## Stated task
In the entries below, identify every line with the string "SEOK" and copy it.

## Material provided
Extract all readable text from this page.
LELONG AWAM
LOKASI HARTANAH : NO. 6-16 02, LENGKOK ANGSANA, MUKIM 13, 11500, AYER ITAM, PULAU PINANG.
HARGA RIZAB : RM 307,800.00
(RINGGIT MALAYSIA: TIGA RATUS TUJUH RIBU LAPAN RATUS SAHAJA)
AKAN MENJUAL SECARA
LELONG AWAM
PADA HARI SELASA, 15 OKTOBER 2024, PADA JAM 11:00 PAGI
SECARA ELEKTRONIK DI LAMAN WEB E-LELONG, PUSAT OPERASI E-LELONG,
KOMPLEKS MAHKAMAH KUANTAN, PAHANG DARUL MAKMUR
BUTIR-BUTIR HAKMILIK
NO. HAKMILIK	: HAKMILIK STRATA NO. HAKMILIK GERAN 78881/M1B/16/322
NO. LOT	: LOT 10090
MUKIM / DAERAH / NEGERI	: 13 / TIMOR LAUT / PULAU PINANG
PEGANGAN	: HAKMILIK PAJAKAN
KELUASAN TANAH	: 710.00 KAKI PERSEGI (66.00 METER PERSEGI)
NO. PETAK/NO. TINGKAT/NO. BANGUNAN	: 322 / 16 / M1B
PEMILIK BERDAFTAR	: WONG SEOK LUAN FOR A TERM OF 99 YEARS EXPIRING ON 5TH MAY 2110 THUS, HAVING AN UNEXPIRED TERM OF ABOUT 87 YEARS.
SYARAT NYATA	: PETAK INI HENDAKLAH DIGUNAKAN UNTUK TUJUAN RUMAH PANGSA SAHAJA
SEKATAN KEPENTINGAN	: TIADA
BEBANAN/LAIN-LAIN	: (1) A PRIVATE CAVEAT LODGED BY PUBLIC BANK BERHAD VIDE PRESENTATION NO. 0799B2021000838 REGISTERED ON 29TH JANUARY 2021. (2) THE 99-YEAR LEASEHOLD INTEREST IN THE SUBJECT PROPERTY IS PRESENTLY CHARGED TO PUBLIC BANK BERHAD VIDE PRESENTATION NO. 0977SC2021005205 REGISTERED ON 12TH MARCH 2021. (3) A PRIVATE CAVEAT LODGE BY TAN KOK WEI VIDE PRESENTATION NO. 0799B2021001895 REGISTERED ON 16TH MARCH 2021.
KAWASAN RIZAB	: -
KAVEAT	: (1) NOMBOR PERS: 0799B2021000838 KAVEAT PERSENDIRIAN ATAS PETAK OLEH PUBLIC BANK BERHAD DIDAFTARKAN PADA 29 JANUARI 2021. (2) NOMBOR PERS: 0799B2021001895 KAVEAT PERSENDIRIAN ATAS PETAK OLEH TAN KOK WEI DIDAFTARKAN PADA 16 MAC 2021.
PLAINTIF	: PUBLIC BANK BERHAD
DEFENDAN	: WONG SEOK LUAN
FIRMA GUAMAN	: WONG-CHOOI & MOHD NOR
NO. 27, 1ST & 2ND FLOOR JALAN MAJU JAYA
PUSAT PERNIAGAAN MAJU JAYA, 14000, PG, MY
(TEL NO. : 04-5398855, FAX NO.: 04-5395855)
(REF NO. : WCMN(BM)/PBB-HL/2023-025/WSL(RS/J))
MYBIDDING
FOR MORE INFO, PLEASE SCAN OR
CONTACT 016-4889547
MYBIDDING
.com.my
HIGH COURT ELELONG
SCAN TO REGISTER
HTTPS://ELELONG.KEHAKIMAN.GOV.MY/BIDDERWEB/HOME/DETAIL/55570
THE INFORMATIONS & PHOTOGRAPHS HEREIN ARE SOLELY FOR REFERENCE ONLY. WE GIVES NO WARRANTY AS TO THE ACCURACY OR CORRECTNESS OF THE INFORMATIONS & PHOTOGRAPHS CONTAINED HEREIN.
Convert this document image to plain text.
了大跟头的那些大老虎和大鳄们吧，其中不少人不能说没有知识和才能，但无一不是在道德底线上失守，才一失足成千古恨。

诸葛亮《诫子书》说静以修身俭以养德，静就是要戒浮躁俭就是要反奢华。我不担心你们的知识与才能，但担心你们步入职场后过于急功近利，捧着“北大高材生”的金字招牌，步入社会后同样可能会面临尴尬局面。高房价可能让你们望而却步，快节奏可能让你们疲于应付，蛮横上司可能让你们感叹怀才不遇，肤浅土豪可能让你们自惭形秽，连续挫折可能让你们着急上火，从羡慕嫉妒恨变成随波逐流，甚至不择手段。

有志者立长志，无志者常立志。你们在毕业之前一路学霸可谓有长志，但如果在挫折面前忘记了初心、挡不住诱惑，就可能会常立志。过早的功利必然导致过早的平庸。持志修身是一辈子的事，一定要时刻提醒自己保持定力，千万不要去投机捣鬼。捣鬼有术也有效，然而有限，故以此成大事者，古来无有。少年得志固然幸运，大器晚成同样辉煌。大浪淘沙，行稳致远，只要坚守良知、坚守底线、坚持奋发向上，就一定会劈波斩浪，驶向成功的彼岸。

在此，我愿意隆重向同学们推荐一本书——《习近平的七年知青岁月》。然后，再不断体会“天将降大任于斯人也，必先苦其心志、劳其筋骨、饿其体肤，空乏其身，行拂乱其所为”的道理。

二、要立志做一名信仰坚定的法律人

## Full output
PEMILIK BERDAFTAR	: WONG SEOK LUAN FOR A TERM OF 99 YEARS EXPIRING ON 5TH MAY 2110 THUS, HAVING AN UNEXPIRED TERM OF ABOUT 87 YEARS.
DEFENDAN	: WONG SEOK LUAN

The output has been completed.